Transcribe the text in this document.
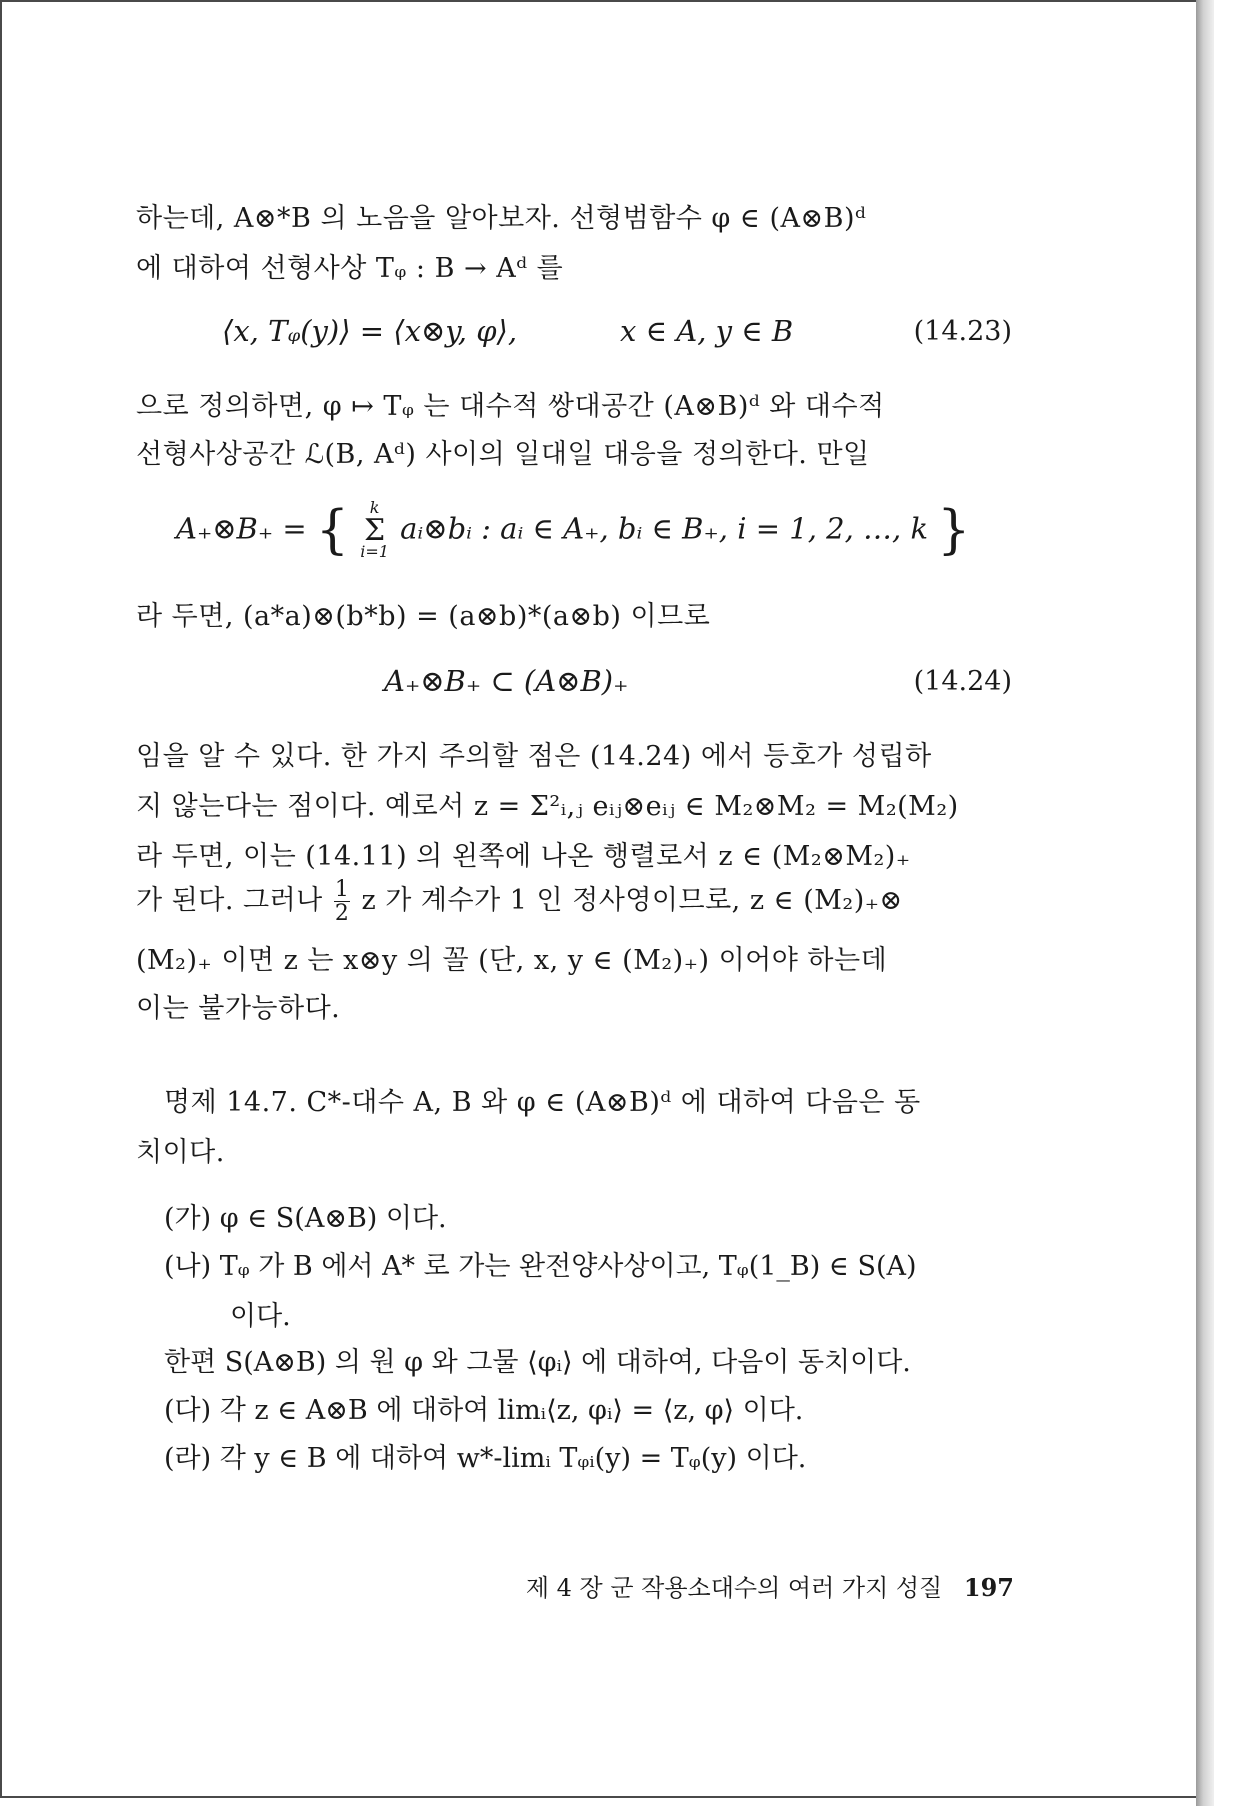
하는데, A⊗*B 의 노음을 알아보자. 선형범함수 φ ∈ (A⊗B)ᵈ
에 대하여 선형사상 Tᵩ : B → Aᵈ 를
⟨x, Tᵩ(y)⟩ = ⟨x⊗y, φ⟩,	x ∈ A, y ∈ B	(14.23)
으로 정의하면, φ ↦ Tᵩ 는 대수적 쌍대공간 (A⊗B)ᵈ 와 대수적
선형사상공간 ℒ(B, Aᵈ) 사이의 일대일 대응을 정의한다. 만일
A₊⊗B₊ = {	k
Σ
i=1
aᵢ⊗bᵢ : aᵢ ∈ A₊, bᵢ ∈ B₊, i = 1, 2, …, k }
라 두면, (a*a)⊗(b*b) = (a⊗b)*(a⊗b) 이므로
A₊⊗B₊ ⊂ (A⊗B)₊	(14.24)
임을 알 수 있다. 한 가지 주의할 점은 (14.24) 에서 등호가 성립하
지 않는다는 점이다. 예로서 z = Σ²ᵢ,ⱼ eᵢⱼ⊗eᵢⱼ ∈ M₂⊗M₂ = M₂(M₂)
라 두면, 이는 (14.11) 의 왼쪽에 나온 행렬로서 z ∈ (M₂⊗M₂)₊
가 된다. 그러나 $\frac{1}{2}$ z 가 계수가 1 인 정사영이므로, z ∈ (M₂)₊⊗
(M₂)₊ 이면 z 는 x⊗y 의 꼴 (단, x, y ∈ (M₂)₊) 이어야 하는데
이는 불가능하다.
명제 14.7. C*-대수 A, B 와 φ ∈ (A⊗B)ᵈ 에 대하여 다음은 동
치이다.
(가) φ ∈ S(A⊗B) 이다.
(나) Tᵩ 가 B 에서 A* 로 가는 완전양사상이고, Tᵩ(1_B) ∈ S(A)
이다.
한편 S(A⊗B) 의 원 φ 와 그물 ⟨φᵢ⟩ 에 대하여, 다음이 동치이다.
(다) 각 z ∈ A⊗B 에 대하여 limᵢ⟨z, φᵢ⟩ = ⟨z, φ⟩ 이다.
(라) 각 y ∈ B 에 대하여 w*-limᵢ Tᵩᵢ(y) = Tᵩ(y) 이다.
제 4 장 군 작용소대수의 여러 가지 성질 197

__GIVEN INSTRUCTION__
Each entry gets copied exactly; the pictures stay out.

__FULL ANSWER__
Transcribe the text in this document.
하는데, A⊗*B 의 노음을 알아보자. 선형범함수 φ ∈ (A⊗B)ᵈ
에 대하여 선형사상 Tᵩ : B → Aᵈ 를
⟨x, Tᵩ(y)⟩ = ⟨x⊗y, φ⟩,	x ∈ A, y ∈ B	(14.23)
으로 정의하면, φ ↦ Tᵩ 는 대수적 쌍대공간 (A⊗B)ᵈ 와 대수적
선형사상공간 ℒ(B, Aᵈ) 사이의 일대일 대응을 정의한다. 만일
A₊⊗B₊ = {	k
Σ
i=1
aᵢ⊗bᵢ : aᵢ ∈ A₊, bᵢ ∈ B₊, i = 1, 2, …, k }
라 두면, (a*a)⊗(b*b) = (a⊗b)*(a⊗b) 이므로
A₊⊗B₊ ⊂ (A⊗B)₊	(14.24)
임을 알 수 있다. 한 가지 주의할 점은 (14.24) 에서 등호가 성립하
지 않는다는 점이다. 예로서 z = Σ²ᵢ,ⱼ eᵢⱼ⊗eᵢⱼ ∈ M₂⊗M₂ = M₂(M₂)
라 두면, 이는 (14.11) 의 왼쪽에 나온 행렬로서 z ∈ (M₂⊗M₂)₊
가 된다. 그러나 $\frac{1}{2}$ z 가 계수가 1 인 정사영이므로, z ∈ (M₂)₊⊗
(M₂)₊ 이면 z 는 x⊗y 의 꼴 (단, x, y ∈ (M₂)₊) 이어야 하는데
이는 불가능하다.
명제 14.7. C*-대수 A, B 와 φ ∈ (A⊗B)ᵈ 에 대하여 다음은 동
치이다.
(가) φ ∈ S(A⊗B) 이다.
(나) Tᵩ 가 B 에서 A* 로 가는 완전양사상이고, Tᵩ(1_B) ∈ S(A)
이다.
한편 S(A⊗B) 의 원 φ 와 그물 ⟨φᵢ⟩ 에 대하여, 다음이 동치이다.
(다) 각 z ∈ A⊗B 에 대하여 limᵢ⟨z, φᵢ⟩ = ⟨z, φ⟩ 이다.
(라) 각 y ∈ B 에 대하여 w*-limᵢ Tᵩᵢ(y) = Tᵩ(y) 이다.
제 4 장 군 작용소대수의 여러 가지 성질 197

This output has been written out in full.